(Data items)
........
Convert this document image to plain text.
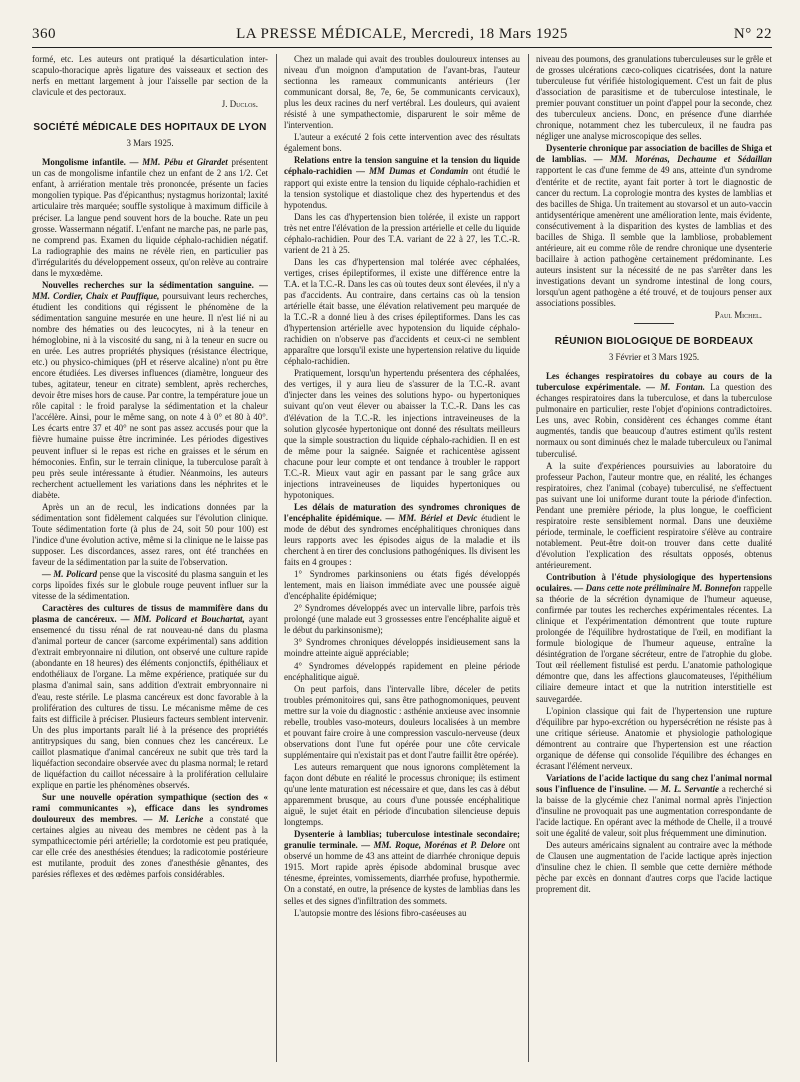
360	LA PRESSE MÉDICALE, Mercredi, 18 Mars 1925	N° 22

formé, etc. Les auteurs ont pratiqué la désarticulation inter-scapulo-thoracique après ligature des vaisseaux et section des nerfs en mettant largement à jour l'aisselle par section de la clavicule et des pectoraux.

J. Duclos.
SOCIÉTÉ MÉDICALE DES HOPITAUX DE LYON
3 Mars 1925.

Mongolisme infantile. — MM. Pébu et Girardet présentent un cas de mongolisme infantile chez un enfant de 2 ans 1/2. Cet enfant, à arriération mentale très prononcée, présente un facies mongolien typique. Pas d'épicanthus; nystagmus horizontal; laxité articulaire très marquée; souffle systolique à maximum difficile à préciser. La langue pend souvent hors de la bouche. Rate un peu grosse. Wassermann négatif. L'enfant ne marche pas, ne parle pas, ne comprend pas. Examen du liquide céphalo-rachidien négatif. La radiographie des mains ne révèle rien, en particulier pas d'irrégularités du développement osseux, qu'on relève au contraire dans le myxœdème.

Nouvelles recherches sur la sédimentation sanguine. — MM. Cordier, Chaix et Pauffique, poursuivant leurs recherches, étudient les conditions qui régissent le phénomène de la sédimentation sanguine mesurée en une heure. Il n'est lié ni au nombre des hématies ou des leucocytes, ni à la teneur en hémoglobine, ni à la viscosité du sang, ni à la teneur en sucre ou en urée. Les autres propriétés physiques (résistance électrique, etc.) ou physico-chimiques (pH et réserve alcaline) n'ont pu être encore étudiées. Les diverses influences (diamètre, longueur des tubes, agitateur, teneur en citrate) semblent, après recherches, devoir être mises hors de cause. Par contre, la température joue un rôle capital : le froid paralyse la sédimentation et la chaleur l'accélère. Ainsi, pour le même sang, on note 4 à 0° et 80 à 40°. Les écarts entre 37 et 40° ne sont pas assez accusés pour que la fièvre humaine puisse être incriminée. Les périodes digestives peuvent influer si le repas est riche en graisses et le sérum en hémoconies. Enfin, sur le terrain clinique, la tuberculose paraît à peu près seule intéressante à étudier. Néanmoins, les auteurs recherchent actuellement les variations dans les néphrites et le diabète.

Après un an de recul, les indications données par la sédimentation sont fidèlement calquées sur l'évolution clinique. Toute sédimentation forte (à plus de 24, soit 50 pour 100) est l'indice d'une évolution active, même si la clinique ne le laisse pas supposer. Les discordances, assez rares, ont été tranchées en faveur de la sédimentation par la suite de l'observation.

— M. Policard pense que la viscosité du plasma sanguin et les corps lipoïdes fixés sur le globule rouge peuvent influer sur la vitesse de la sédimentation.

Caractères des cultures de tissus de mammifère dans du plasma de cancéreux. — MM. Policard et Bouchartat, ayant ensemencé du tissu rénal de rat nouveau-né dans du plasma d'animal porteur de cancer (sarcome expérimental) sans addition d'extrait embryonnaire ni dilution, ont observé une culture rapide (abondante en 18 heures) des éléments conjonctifs, épithéliaux et endothéliaux de l'organe. La même expérience, pratiquée sur du plasma d'animal sain, sans addition d'extrait embryonnaire ni d'eau, reste stérile. Le plasma cancéreux est donc favorable à la prolifération des cultures de tissu. Le mécanisme même de ces faits est difficile à préciser. Plusieurs facteurs semblent intervenir. Un des plus importants paraît lié à la présence des propriétés antitrypsiques du sang, bien connues chez les cancéreux. Le caillot plasmatique d'animal cancéreux ne subit que très tard la liquéfaction secondaire observée avec du plasma normal; le retard de liquéfaction du caillot nécessaire à la prolifération cellulaire explique en partie les phénomènes observés.

Sur une nouvelle opération sympathique (section des « rami communicantes »), efficace dans les syndromes douloureux des membres. — M. Leriche a constaté que certaines algies au niveau des membres ne cèdent pas à la sympathicectomie péri artérielle; la cordotomie est peu pratiquée, car elle crée des anesthésies étendues; la radicotomie postérieure est mutilante, produit des zones d'anesthésie gênantes, des parésies réflexes et des œdèmes parfois considérables.

Chez un malade qui avait des troubles douloureux intenses au niveau d'un moignon d'amputation de l'avant-bras, l'auteur sectionna les rameaux communicants antérieurs (1er communicant dorsal, 8e, 7e, 6e, 5e communicants cervicaux), plus les deux racines du nerf vertébral. Les douleurs, qui avaient résisté à une sympathectomie, disparurent le soir même de l'intervention.

L'auteur a exécuté 2 fois cette intervention avec des résultats également bons.

Relations entre la tension sanguine et la tension du liquide céphalo-rachidien — MM Dumas et Condamin ont étudié le rapport qui existe entre la tension du liquide céphalo-rachidien et la tension systolique et diastolique chez des hypertendus et des hypotendus.

Dans les cas d'hypertension bien tolérée, il existe un rapport très net entre l'élévation de la pression artérielle et celle du liquide céphalo-rachidien. Pour des T.A. variant de 22 à 27, les T.C.-R. varient de 21 à 25.

Dans les cas d'hypertension mal tolérée avec céphalées, vertiges, crises épileptiformes, il existe une différence entre la T.A. et la T.C.-R. Dans les cas où toutes deux sont élevées, il n'y a pas d'accidents. Au contraire, dans certains cas où la tension artérielle était basse, une élévation relativement peu marquée de la T.C.-R a donné lieu à des crises épileptiformes. Dans les cas d'hypertension artérielle avec hypotension du liquide céphalo-rachidien on n'observe pas d'accidents et ceux-ci ne semblent apparaître que lorsqu'il existe une hypertension relative du liquide céphalo-rachidien.

Pratiquement, lorsqu'un hypertendu présentera des céphalées, des vertiges, il y aura lieu de s'assurer de la T.C.-R. avant d'injecter dans les veines des solutions hypo- ou hypertoniques suivant qu'on veut élever ou abaisser la T.C.-R. Dans les cas d'élévation de la T.C.-R. les injections intraveineuses de la solution glycosée hypertonique ont donné des résultats meilleurs que la simple soustraction du liquide céphalo-rachidien. Il en est de même pour la saignée. Saignée et rachicentèse agissent chacune pour leur compte et ont tendance à troubler le rapport T.C.-R. Mieux vaut agir en passant par le sang grâce aux injections intraveineuses de liquides hypertoniques ou hypotoniques.

Les délais de maturation des syndromes chroniques de l'encéphalite épidémique. — MM. Bériel et Devic étudient le mode de début des syndromes encéphalitiques chroniques dans leurs rapports avec les épisodes aigus de la maladie et ils cherchent à en tirer des conclusions pathogéniques. Ils divisent les faits en 4 groupes :

1° Syndromes parkinsoniens ou états figés développés lentement, mais en liaison immédiate avec une poussée aiguë d'encéphalite épidémique;

2° Syndromes développés avec un intervalle libre, parfois très prolongé (une malade eut 3 grossesses entre l'encéphalite aiguë et le début du parkinsonisme);

3° Syndromes chroniques développés insidieusement sans la moindre atteinte aiguë appréciable;

4° Syndromes développés rapidement en pleine période encéphalitique aiguë.

On peut parfois, dans l'intervalle libre, déceler de petits troubles prémonitoires qui, sans être pathognomoniques, peuvent mettre sur la voie du diagnostic : asthénie anxieuse avec insomnie rebelle, troubles vaso-moteurs, douleurs localisées à un membre et pouvant faire croire à une compression vasculo-nerveuse (deux observations dont l'une fut opérée pour une côte cervicale supplémentaire qui n'existait pas et dont l'autre faillit être opérée).

Les auteurs remarquent que nous ignorons complètement la façon dont débute en réalité le processus chronique; ils estiment qu'une lente maturation est nécessaire et que, dans les cas à début apparemment brusque, au cours d'une poussée encéphalitique aiguë, le sujet était en période d'incubation silencieuse depuis longtemps.

Dysenterie à lamblias; tuberculose intestinale secondaire; granulie terminale. — MM. Roque, Morénas et P. Delore ont observé un homme de 43 ans atteint de diarrhée chronique depuis 1915. Mort rapide après épisode abdominal brusque avec ténesme, épreintes, vomissements, diarrhée profuse, hypothermie. On a constaté, en outre, la présence de kystes de lamblias dans les selles et des signes d'infiltration des sommets.

L'autopsie montre des lésions fibro-caséeuses au

niveau des poumons, des granulations tuberculeuses sur le grêle et de grosses ulcérations cæco-coliques cicatrisées, dont la nature tuberculeuse fut vérifiée histologiquement. C'est un fait de plus d'association de parasitisme et de tuberculose intestinale, le premier pouvant constituer un point d'appel pour la seconde, chez des tuberculeux anciens. Donc, en présence d'une diarrhée chronique, notamment chez les tuberculeux, il ne faudra pas négliger une analyse microscopique des selles.

Dysenterie chronique par association de bacilles de Shiga et de lamblias. — MM. Morénas, Dechaume et Sédaillan rapportent le cas d'une femme de 49 ans, atteinte d'un syndrome d'entérite et de rectite, ayant fait porter à tort le diagnostic de cancer du rectum. La coprologie montra des kystes de lamblias et des bacilles de Shiga. Un traitement au stovarsol et un auto-vaccin antidysentérique amenèrent une amélioration lente, mais évidente, consécutivement à la disparition des kystes de lamblias et des bacilles de Shiga. Il semble que la lambliose, probablement antérieure, ait eu comme rôle de rendre chronique une dysenterie bacillaire à action pathogène certainement prédominante. Les auteurs insistent sur la nécessité de ne pas s'arrêter dans les investigations devant un syndrome intestinal de long cours, lorsqu'un agent pathogène a été trouvé, et de toujours penser aux associations possibles.

Paul Michel.
RÉUNION BIOLOGIQUE DE BORDEAUX
3 Février et 3 Mars 1925.

Les échanges respiratoires du cobaye au cours de la tuberculose expérimentale. — M. Fontan. La question des échanges respiratoires dans la tuberculose, et dans la tuberculose pulmonaire en particulier, reste l'objet d'opinions contradictoires. Les uns, avec Robin, considèrent ces échanges comme étant augmentés, tandis que beaucoup d'autres estiment qu'ils restent normaux ou sont diminués chez le malade tuberculeux ou l'animal tuberculisé.

A la suite d'expériences poursuivies au laboratoire du professeur Pachon, l'auteur montre que, en réalité, les échanges respiratoires, chez l'animal (cobaye) tuberculisé, ne s'effectuent pas suivant une loi uniforme durant toute la période d'infection. Pendant une première période, la plus longue, le coefficient respiratoire reste sensiblement normal. Dans une deuxième période, terminale, le coefficient respiratoire s'élève au contraire notablement. Peut-être doit-on trouver dans cette dualité d'évolution l'explication des résultats opposés, obtenus antérieurement.

Contribution à l'étude physiologique des hypertensions oculaires. — Dans cette note préliminaire M. Bonnefon rappelle sa théorie de la sécrétion dynamique de l'humeur aqueuse, confirmée par toutes les recherches expérimentales récentes. La clinique et l'expérimentation démontrent que toute rupture prolongée de l'équilibre hydrostatique de l'œil, en modifiant la formule biologique de l'humeur aqueuse, entraîne la désintégration de l'organe sécréteur, entre de l'atrophie du globe. Tout œil réellement fistulisé est perdu. L'anatomie pathologique démontre que, dans les affections glaucomateuses, l'épithélium ciliaire demeure intact et que la nutrition interstitielle est sauvegardée.

L'opinion classique qui fait de l'hypertension une rupture d'équilibre par hypo-excrétion ou hypersécrétion ne résiste pas à une critique sérieuse. Anatomie et physiologie pathologique démontrent au contraire que l'hypertension est une réaction organique de défense qui consolide l'équilibre des échanges en écrasant l'élément nerveux.

Variations de l'acide lactique du sang chez l'animal normal sous l'influence de l'insuline. — M. L. Servantie a recherché si la baisse de la glycémie chez l'animal normal après l'injection d'insuline ne provoquait pas une augmentation correspondante de l'acide lactique. En opérant avec la méthode de Chelle, il a trouvé soit une égalité de valeur, soit plus fréquemment une diminution.

Des auteurs américains signalent au contraire avec la méthode de Clausen une augmentation de l'acide lactique après injection d'insuline chez le chien. Il semble que cette dernière méthode pèche par excès en donnant d'autres corps que l'acide lactique proprement dit.
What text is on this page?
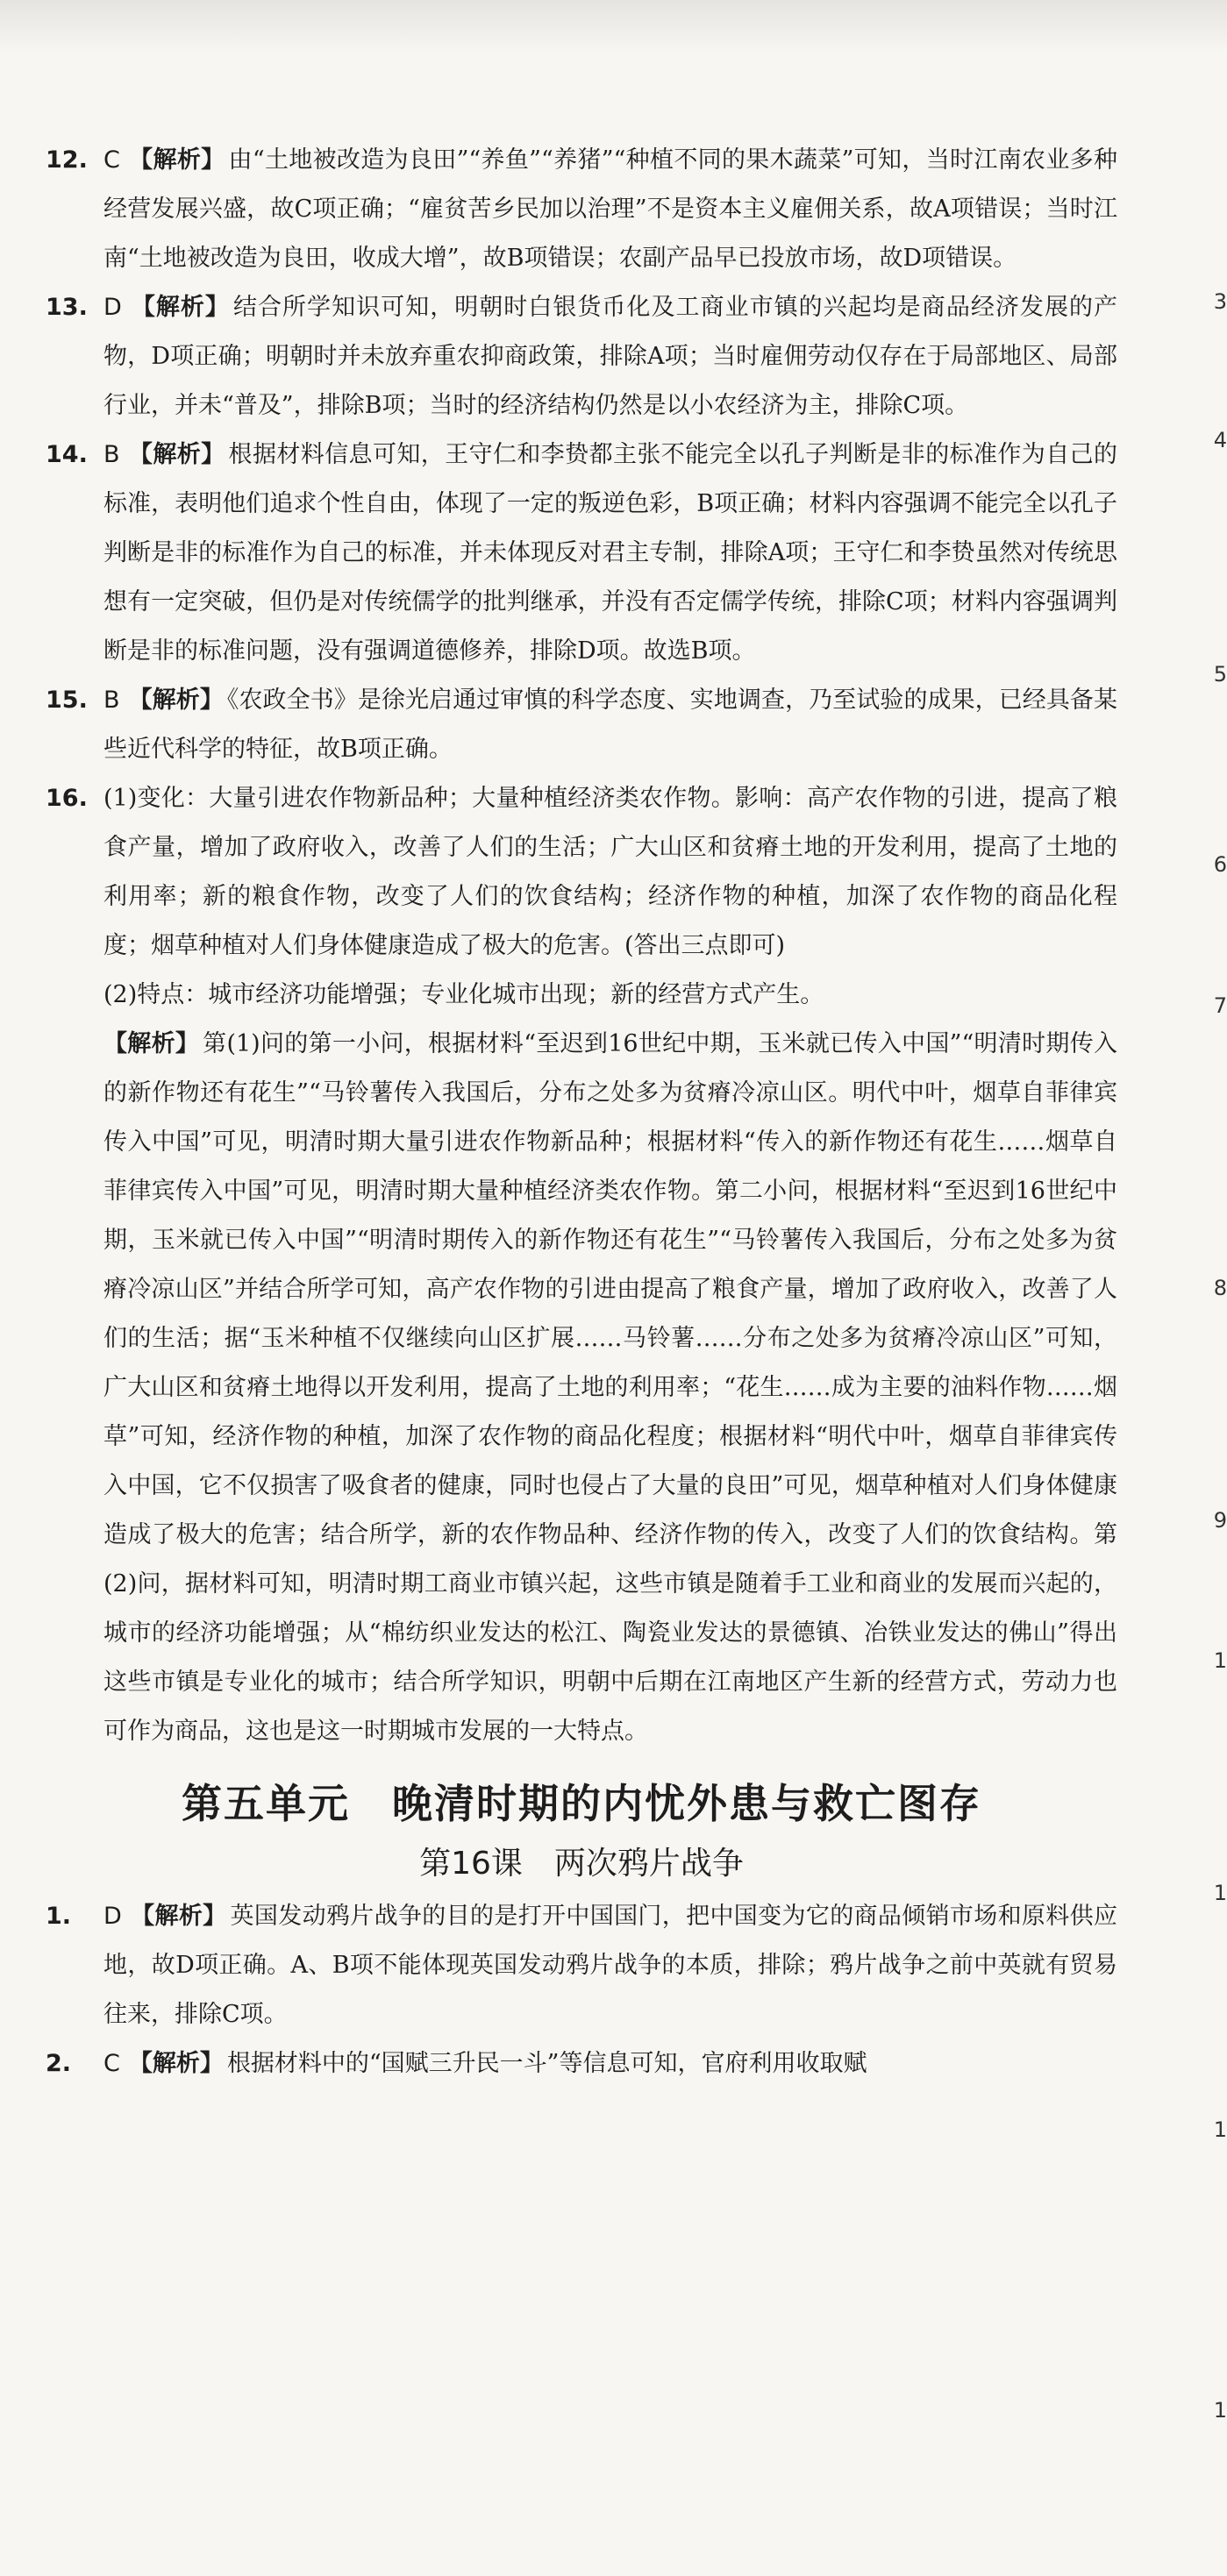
12. C 【解析】 由“土地被改造为良田”“养鱼”“养猪”“种植不同的果木蔬菜”可知，当时江南农业多种经营发展兴盛，故C项正确；“雇贫苦乡民加以治理”不是资本主义雇佣关系，故A项错误；当时江南“土地被改造为良田，收成大增”，故B项错误；农副产品早已投放市场，故D项错误。
13. D 【解析】 结合所学知识可知，明朝时白银货币化及工商业市镇的兴起均是商品经济发展的产物，D项正确；明朝时并未放弃重农抑商政策，排除A项；当时雇佣劳动仅存在于局部地区、局部行业，并未“普及”，排除B项；当时的经济结构仍然是以小农经济为主，排除C项。
14. B 【解析】 根据材料信息可知，王守仁和李贽都主张不能完全以孔子判断是非的标准作为自己的标准，表明他们追求个性自由，体现了一定的叛逆色彩，B项正确；材料内容强调不能完全以孔子判断是非的标准作为自己的标准，并未体现反对君主专制，排除A项；王守仁和李贽虽然对传统思想有一定突破，但仍是对传统儒学的批判继承，并没有否定儒学传统，排除C项；材料内容强调判断是非的标准问题，没有强调道德修养，排除D项。故选B项。
15. B 【解析】 《农政全书》是徐光启通过审慎的科学态度、实地调查，乃至试验的成果，已经具备某些近代科学的特征，故B项正确。
16. (1)变化：大量引进农作物新品种；大量种植经济类农作物。影响：高产农作物的引进，提高了粮食产量，增加了政府收入，改善了人们的生活；广大山区和贫瘠土地的开发利用，提高了土地的利用率；新的粮食作物，改变了人们的饮食结构；经济作物的种植，加深了农作物的商品化程度；烟草种植对人们身体健康造成了极大的危害。(答出三点即可)
(2)特点：城市经济功能增强；专业化城市出现；新的经营方式产生。
【解析】 第(1)问的第一小问，根据材料“至迟到16世纪中期，玉米就已传入中国”“明清时期传入的新作物还有花生”“马铃薯传入我国后，分布之处多为贫瘠冷凉山区。明代中叶，烟草自菲律宾传入中国”可见，明清时期大量引进农作物新品种；根据材料“传入的新作物还有花生……烟草自菲律宾传入中国”可见，明清时期大量种植经济类农作物。第二小问，根据材料“至迟到16世纪中期，玉米就已传入中国”“明清时期传入的新作物还有花生”“马铃薯传入我国后，分布之处多为贫瘠冷凉山区”并结合所学可知，高产农作物的引进由提高了粮食产量，增加了政府收入，改善了人们的生活；据“玉米种植不仅继续向山区扩展……马铃薯……分布之处多为贫瘠冷凉山区”可知，广大山区和贫瘠土地得以开发利用，提高了土地的利用率；“花生……成为主要的油料作物……烟草”可知，经济作物的种植，加深了农作物的商品化程度；根据材料“明代中叶，烟草自菲律宾传入中国，它不仅损害了吸食者的健康，同时也侵占了大量的良田”可见，烟草种植对人们身体健康造成了极大的危害；结合所学，新的农作物品种、经济作物的传入，改变了人们的饮食结构。第(2)问，据材料可知，明清时期工商业市镇兴起，这些市镇是随着手工业和商业的发展而兴起的，城市的经济功能增强；从“棉纺织业发达的松江、陶瓷业发达的景德镇、冶铁业发达的佛山”得出这些市镇是专业化的城市；结合所学知识，明朝中后期在江南地区产生新的经营方式，劳动力也可作为商品，这也是这一时期城市发展的一大特点。
第五单元　晚清时期的内忧外患与救亡图存
第16课　两次鸦片战争
1.	D 【解析】 英国发动鸦片战争的目的是打开中国国门，把中国变为它的商品倾销市场和原料供应地，故D项正确。A、B项不能体现英国发动鸦片战争的本质，排除；鸦片战争之前中英就有贸易往来，排除C项。
2.	C 【解析】 根据材料中的“国赋三升民一斗”等信息可知，官府利用收取赋
3
4
5
6
7
8
9
1
1
1
1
........
Required work
Locate the word "rupture" in the records above, and return each line that has it.

Task solution
Contribution à l'étude physiologique des hypertensions oculaires. — Dans cette note préliminaire M. Bonnefon rappelle sa théorie de la sécrétion dynamique de l'humeur aqueuse, confirmée par toutes les recherches expérimentales récentes. La clinique et l'expérimentation démontrent que toute rupture prolongée de l'équilibre hydrostatique de l'œil, en modifiant la formule biologique de l'humeur aqueuse, entraîne la désintégration de l'organe sécréteur, entre de l'atrophie du globe. Tout œil réellement fistulisé est perdu. L'anatomie pathologique démontre que, dans les affections glaucomateuses, l'épithélium ciliaire demeure intact et que la nutrition interstitielle est sauvegardée.
L'opinion classique qui fait de l'hypertension une rupture d'équilibre par hypo-excrétion ou hypersécrétion ne résiste pas à une critique sérieuse. Anatomie et physiologie pathologique démontrent au contraire que l'hypertension est une réaction organique de défense qui consolide l'équilibre des échanges en écrasant l'élément nerveux.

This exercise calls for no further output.